SOURCE MATERIAL
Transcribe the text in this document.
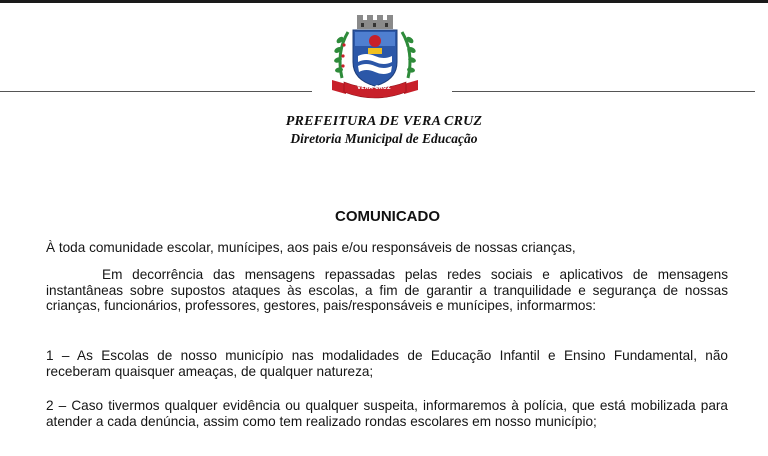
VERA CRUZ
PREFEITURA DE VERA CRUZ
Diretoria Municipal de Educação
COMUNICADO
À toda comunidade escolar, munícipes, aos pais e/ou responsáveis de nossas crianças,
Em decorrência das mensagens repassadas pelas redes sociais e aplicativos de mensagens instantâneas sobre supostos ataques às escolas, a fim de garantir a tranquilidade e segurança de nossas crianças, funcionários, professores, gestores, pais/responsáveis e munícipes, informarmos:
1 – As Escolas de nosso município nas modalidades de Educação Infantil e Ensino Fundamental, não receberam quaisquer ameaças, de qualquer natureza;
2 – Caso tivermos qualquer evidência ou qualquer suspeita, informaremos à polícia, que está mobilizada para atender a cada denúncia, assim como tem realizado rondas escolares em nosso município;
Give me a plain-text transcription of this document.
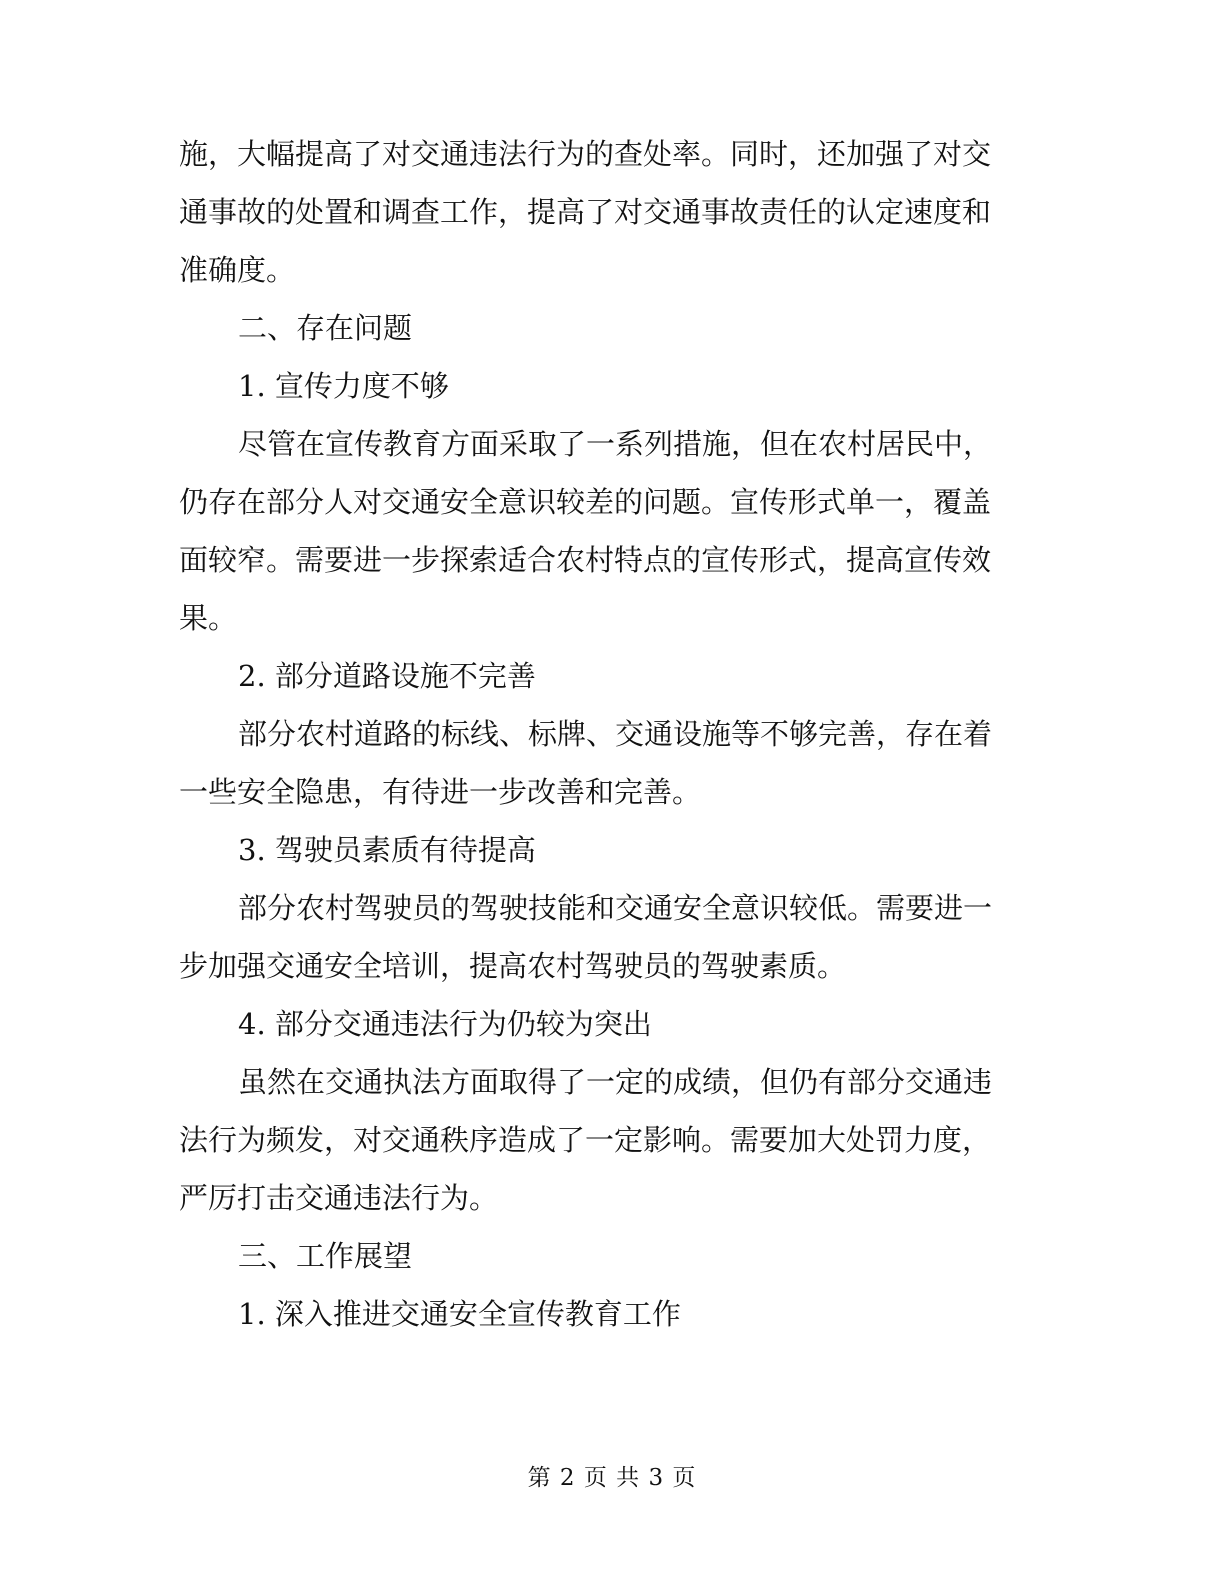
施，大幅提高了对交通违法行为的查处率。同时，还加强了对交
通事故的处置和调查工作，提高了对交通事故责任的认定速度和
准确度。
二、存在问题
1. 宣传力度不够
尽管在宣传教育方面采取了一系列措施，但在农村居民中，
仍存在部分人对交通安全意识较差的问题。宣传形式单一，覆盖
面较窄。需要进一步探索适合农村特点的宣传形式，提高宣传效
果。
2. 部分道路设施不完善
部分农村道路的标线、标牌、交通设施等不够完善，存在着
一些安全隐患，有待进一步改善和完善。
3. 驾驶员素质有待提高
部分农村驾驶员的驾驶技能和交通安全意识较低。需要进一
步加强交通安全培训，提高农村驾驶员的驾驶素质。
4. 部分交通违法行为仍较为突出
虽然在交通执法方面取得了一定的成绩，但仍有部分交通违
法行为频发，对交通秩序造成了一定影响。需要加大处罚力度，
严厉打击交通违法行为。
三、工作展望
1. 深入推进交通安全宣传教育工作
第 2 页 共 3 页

--

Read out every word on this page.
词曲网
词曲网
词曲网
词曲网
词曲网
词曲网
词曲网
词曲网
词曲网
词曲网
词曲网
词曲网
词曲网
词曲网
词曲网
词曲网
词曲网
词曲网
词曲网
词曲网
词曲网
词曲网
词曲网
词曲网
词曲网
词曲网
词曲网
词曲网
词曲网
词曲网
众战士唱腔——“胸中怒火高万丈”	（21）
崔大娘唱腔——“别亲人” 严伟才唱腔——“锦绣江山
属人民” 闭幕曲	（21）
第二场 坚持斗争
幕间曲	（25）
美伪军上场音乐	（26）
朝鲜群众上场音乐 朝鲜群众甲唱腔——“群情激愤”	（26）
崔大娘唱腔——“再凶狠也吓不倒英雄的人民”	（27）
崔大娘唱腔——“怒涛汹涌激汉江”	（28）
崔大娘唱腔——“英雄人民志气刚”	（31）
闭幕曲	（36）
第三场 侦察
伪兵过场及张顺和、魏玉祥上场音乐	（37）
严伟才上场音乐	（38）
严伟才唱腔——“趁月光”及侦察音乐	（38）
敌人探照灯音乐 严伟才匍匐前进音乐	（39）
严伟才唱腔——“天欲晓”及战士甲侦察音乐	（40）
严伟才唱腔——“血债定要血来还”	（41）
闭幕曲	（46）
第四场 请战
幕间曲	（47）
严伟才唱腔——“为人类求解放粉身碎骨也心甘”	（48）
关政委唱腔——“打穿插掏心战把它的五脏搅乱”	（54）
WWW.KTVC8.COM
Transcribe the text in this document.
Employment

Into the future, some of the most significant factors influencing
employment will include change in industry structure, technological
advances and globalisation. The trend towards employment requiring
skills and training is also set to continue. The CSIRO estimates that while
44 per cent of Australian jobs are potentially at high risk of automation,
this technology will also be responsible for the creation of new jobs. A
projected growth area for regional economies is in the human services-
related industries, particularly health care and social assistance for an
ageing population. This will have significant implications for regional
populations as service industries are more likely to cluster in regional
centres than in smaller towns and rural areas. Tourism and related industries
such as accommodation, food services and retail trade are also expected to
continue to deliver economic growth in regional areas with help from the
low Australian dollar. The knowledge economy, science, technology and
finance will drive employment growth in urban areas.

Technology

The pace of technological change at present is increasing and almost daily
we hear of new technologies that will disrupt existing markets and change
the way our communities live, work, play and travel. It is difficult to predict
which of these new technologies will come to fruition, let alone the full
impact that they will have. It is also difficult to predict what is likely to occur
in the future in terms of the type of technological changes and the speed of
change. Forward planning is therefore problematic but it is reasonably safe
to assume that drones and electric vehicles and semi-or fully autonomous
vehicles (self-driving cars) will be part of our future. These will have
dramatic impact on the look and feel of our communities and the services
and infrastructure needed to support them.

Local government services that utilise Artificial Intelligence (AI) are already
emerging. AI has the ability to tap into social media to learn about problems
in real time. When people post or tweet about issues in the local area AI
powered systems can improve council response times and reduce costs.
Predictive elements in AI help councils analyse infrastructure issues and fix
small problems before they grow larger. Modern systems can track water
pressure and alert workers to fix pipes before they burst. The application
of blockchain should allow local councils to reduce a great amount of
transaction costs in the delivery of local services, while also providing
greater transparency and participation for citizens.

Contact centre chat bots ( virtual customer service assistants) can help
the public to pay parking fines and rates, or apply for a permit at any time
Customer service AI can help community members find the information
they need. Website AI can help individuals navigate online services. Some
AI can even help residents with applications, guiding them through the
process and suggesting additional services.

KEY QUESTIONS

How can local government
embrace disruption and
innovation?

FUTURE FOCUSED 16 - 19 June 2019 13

TASK PROMPT
Go through the listing above and pull out each line containing the word "significant".

COMPLETE ANSWER
Into the future, some of the most significant factors influencing
ageing population. This will have significant implications for regional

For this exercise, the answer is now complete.